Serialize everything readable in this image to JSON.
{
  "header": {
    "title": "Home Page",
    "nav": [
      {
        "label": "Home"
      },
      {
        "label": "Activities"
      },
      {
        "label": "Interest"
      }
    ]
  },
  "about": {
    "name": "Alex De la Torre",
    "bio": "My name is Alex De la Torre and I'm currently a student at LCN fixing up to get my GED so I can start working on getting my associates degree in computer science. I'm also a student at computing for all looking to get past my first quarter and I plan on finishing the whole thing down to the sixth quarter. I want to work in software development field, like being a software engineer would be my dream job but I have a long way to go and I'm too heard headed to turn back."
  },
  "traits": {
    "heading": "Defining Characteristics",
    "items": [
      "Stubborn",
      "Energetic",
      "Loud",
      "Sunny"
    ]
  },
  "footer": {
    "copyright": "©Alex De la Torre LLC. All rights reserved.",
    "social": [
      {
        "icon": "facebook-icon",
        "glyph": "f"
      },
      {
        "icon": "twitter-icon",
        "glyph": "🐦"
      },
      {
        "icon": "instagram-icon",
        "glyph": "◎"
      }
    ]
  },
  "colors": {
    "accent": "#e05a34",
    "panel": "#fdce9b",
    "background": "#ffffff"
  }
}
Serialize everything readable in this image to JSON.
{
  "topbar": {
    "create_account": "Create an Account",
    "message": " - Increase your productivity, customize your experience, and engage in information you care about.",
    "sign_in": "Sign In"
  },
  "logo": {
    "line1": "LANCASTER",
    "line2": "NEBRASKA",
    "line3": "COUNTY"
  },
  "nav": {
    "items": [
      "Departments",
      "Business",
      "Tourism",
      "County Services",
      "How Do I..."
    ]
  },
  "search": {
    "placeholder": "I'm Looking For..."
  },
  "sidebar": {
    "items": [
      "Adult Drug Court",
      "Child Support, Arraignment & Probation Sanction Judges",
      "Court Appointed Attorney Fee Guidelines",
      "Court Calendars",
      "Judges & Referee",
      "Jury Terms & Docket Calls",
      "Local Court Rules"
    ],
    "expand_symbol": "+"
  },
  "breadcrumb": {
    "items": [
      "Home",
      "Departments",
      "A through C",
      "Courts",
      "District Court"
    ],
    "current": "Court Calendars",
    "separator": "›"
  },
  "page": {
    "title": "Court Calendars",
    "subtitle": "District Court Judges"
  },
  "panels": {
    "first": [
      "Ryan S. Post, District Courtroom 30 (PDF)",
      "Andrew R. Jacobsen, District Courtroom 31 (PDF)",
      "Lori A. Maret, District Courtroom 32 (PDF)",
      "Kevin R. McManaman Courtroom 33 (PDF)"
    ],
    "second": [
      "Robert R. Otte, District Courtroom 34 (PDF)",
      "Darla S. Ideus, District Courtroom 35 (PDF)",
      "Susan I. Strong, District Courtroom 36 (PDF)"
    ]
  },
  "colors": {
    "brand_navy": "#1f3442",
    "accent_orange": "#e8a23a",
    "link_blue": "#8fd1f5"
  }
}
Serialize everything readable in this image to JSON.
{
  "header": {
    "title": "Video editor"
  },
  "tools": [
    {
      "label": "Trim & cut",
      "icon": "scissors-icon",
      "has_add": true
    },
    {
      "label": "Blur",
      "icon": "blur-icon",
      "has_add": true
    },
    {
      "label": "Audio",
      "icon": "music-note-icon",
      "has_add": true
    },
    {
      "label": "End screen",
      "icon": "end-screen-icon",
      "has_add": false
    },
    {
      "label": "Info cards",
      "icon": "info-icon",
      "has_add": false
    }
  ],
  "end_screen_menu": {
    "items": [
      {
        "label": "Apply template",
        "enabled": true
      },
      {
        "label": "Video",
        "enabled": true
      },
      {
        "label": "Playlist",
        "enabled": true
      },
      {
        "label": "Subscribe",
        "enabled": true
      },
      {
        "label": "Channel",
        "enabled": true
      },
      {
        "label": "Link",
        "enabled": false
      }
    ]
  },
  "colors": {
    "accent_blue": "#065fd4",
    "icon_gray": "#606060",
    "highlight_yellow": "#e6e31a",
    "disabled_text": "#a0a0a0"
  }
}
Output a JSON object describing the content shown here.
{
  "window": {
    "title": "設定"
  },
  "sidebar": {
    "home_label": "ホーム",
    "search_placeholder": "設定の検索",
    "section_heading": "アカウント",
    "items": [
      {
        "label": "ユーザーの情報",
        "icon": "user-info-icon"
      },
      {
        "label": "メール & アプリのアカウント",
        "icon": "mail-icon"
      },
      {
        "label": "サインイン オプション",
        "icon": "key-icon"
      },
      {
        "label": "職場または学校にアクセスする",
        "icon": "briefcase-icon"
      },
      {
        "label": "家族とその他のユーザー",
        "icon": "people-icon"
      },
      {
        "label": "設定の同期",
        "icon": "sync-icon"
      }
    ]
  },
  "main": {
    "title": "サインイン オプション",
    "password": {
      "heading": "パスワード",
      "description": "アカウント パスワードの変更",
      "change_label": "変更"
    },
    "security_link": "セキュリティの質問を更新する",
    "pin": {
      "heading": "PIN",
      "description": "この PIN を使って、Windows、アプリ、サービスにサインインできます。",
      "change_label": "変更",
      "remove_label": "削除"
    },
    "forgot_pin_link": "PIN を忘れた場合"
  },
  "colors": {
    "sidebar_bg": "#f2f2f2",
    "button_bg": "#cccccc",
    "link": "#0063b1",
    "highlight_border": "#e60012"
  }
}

#####

▸ Required task
Of the lines in this data, how many contain "Calendars"? Reply with only the number.

▸ Exercise output
3